Collected data entries:
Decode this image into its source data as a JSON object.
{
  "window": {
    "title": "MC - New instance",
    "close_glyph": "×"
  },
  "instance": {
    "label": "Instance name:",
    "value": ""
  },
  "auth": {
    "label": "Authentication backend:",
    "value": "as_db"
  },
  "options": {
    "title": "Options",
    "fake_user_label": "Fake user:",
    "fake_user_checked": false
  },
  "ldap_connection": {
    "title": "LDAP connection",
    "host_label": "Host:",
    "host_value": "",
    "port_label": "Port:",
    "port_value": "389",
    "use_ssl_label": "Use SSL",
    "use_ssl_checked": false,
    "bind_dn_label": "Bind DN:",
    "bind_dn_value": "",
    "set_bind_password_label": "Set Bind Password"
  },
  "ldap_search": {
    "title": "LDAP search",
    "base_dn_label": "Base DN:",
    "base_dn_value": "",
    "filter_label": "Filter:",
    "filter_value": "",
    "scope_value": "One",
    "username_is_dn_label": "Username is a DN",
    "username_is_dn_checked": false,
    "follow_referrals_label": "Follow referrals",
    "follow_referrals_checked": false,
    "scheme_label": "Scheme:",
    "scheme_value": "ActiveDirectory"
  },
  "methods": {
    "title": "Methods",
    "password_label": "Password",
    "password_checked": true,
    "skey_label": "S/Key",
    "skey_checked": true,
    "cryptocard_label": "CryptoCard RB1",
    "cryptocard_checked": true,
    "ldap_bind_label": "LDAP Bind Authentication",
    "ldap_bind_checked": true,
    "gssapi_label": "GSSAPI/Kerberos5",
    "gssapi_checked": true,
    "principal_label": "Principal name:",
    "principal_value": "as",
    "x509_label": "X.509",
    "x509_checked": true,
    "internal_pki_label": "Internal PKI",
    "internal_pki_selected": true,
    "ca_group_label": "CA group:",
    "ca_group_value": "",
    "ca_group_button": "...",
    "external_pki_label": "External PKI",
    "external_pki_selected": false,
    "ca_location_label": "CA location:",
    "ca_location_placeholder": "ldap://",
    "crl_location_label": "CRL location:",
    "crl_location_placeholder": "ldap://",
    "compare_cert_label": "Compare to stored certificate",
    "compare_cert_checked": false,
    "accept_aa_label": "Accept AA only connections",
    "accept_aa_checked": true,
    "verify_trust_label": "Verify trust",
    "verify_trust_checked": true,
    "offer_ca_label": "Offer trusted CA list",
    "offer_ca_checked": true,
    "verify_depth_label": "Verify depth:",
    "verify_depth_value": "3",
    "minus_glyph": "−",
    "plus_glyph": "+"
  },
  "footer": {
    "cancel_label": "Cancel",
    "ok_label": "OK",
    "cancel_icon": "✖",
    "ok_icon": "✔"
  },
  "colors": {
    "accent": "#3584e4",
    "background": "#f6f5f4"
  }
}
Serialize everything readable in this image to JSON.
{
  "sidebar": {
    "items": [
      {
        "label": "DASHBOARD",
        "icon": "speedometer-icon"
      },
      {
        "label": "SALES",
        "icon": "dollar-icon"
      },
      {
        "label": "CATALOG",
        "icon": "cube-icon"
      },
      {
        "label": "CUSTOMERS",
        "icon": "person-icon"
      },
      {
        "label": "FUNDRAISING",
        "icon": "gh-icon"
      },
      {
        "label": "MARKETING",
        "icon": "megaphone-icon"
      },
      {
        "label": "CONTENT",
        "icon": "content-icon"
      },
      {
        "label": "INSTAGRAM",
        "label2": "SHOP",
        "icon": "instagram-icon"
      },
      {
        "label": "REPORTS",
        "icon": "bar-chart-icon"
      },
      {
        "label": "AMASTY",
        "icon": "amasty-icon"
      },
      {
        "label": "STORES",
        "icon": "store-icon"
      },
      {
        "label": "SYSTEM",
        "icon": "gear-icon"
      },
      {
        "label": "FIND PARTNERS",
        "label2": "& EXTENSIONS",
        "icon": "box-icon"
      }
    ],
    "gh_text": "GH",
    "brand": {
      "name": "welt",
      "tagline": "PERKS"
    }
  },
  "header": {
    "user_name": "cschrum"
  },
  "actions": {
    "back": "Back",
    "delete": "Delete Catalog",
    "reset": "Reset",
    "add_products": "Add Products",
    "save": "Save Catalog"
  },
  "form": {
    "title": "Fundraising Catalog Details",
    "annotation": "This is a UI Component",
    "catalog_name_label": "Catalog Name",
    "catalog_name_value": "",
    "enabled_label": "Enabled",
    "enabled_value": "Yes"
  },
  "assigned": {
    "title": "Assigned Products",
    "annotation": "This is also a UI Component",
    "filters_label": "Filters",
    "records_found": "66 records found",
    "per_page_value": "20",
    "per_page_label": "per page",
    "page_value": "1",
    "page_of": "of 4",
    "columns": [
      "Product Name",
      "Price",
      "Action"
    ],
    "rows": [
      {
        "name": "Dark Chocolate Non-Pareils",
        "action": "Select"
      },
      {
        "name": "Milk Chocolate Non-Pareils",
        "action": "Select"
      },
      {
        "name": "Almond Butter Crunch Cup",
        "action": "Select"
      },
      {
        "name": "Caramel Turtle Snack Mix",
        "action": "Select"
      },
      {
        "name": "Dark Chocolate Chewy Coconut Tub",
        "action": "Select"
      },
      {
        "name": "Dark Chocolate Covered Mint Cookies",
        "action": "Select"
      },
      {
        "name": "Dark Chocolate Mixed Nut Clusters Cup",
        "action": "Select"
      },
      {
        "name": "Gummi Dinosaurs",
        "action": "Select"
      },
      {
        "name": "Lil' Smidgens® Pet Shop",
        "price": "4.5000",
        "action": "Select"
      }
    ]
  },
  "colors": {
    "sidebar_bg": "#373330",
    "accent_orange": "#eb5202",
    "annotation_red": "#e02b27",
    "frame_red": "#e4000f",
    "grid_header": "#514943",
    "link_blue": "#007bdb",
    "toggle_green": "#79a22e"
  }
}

## REQUIREMENT
Scan the entries above for the word "title" and collect each line holding it.

## OUTPUT OF THE TASK
    "title": "MC - New instance",
    "title": "Options",
    "title": "LDAP connection",
    "title": "LDAP search",
    "title": "Methods",
    "title": "Fundraising Catalog Details",
    "title": "Assigned Products",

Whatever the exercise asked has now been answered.